## DIRECTION
What follows are records. Restate all of them word for word.

## RAW DATA
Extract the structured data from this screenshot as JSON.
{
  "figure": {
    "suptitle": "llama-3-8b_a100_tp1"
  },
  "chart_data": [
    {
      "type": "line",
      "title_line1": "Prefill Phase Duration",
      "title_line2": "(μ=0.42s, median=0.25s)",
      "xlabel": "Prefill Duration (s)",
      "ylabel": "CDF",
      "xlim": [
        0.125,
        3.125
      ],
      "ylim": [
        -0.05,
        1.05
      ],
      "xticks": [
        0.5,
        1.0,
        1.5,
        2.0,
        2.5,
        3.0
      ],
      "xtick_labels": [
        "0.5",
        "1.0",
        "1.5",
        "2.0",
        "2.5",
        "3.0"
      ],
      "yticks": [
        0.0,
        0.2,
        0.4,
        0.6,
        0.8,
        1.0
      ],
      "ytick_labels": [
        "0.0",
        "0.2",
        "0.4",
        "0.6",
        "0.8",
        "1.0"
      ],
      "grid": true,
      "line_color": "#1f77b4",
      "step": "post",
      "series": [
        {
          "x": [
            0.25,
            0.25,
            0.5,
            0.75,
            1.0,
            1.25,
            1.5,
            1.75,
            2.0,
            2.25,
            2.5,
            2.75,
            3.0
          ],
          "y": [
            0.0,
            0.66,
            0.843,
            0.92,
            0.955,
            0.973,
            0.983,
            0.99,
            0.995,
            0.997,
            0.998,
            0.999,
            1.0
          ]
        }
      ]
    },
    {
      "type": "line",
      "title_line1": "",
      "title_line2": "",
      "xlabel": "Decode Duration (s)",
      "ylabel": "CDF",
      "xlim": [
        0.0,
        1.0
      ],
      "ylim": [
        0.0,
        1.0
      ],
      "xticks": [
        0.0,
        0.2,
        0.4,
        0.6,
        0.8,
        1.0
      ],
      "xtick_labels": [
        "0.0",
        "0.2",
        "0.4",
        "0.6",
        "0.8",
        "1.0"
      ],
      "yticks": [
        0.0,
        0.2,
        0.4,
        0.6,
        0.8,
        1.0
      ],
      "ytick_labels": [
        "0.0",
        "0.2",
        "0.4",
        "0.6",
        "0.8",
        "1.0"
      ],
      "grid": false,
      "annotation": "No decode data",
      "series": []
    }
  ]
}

## SOLUTION TO THE EXERCISE
Extract the structured data from this screenshot as JSON.
{
  "figure": {
    "suptitle": "llama-3-8b_a100_tp1"
  },
  "chart_data": [
    {
      "type": "line",
      "title_line1": "Prefill Phase Duration",
      "title_line2": "(μ=0.42s, median=0.25s)",
      "xlabel": "Prefill Duration (s)",
      "ylabel": "CDF",
      "xlim": [
        0.125,
        3.125
      ],
      "ylim": [
        -0.05,
        1.05
      ],
      "xticks": [
        0.5,
        1.0,
        1.5,
        2.0,
        2.5,
        3.0
      ],
      "xtick_labels": [
        "0.5",
        "1.0",
        "1.5",
        "2.0",
        "2.5",
        "3.0"
      ],
      "yticks": [
        0.0,
        0.2,
        0.4,
        0.6,
        0.8,
        1.0
      ],
      "ytick_labels": [
        "0.0",
        "0.2",
        "0.4",
        "0.6",
        "0.8",
        "1.0"
      ],
      "grid": true,
      "line_color": "#1f77b4",
      "step": "post",
      "series": [
        {
          "x": [
            0.25,
            0.25,
            0.5,
            0.75,
            1.0,
            1.25,
            1.5,
            1.75,
            2.0,
            2.25,
            2.5,
            2.75,
            3.0
          ],
          "y": [
            0.0,
            0.66,
            0.843,
            0.92,
            0.955,
            0.973,
            0.983,
            0.99,
            0.995,
            0.997,
            0.998,
            0.999,
            1.0
          ]
        }
      ]
    },
    {
      "type": "line",
      "title_line1": "",
      "title_line2": "",
      "xlabel": "Decode Duration (s)",
      "ylabel": "CDF",
      "xlim": [
        0.0,
        1.0
      ],
      "ylim": [
        0.0,
        1.0
      ],
      "xticks": [
        0.0,
        0.2,
        0.4,
        0.6,
        0.8,
        1.0
      ],
      "xtick_labels": [
        "0.0",
        "0.2",
        "0.4",
        "0.6",
        "0.8",
        "1.0"
      ],
      "yticks": [
        0.0,
        0.2,
        0.4,
        0.6,
        0.8,
        1.0
      ],
      "ytick_labels": [
        "0.0",
        "0.2",
        "0.4",
        "0.6",
        "0.8",
        "1.0"
      ],
      "grid": false,
      "annotation": "No decode data",
      "series": []
    }
  ]
}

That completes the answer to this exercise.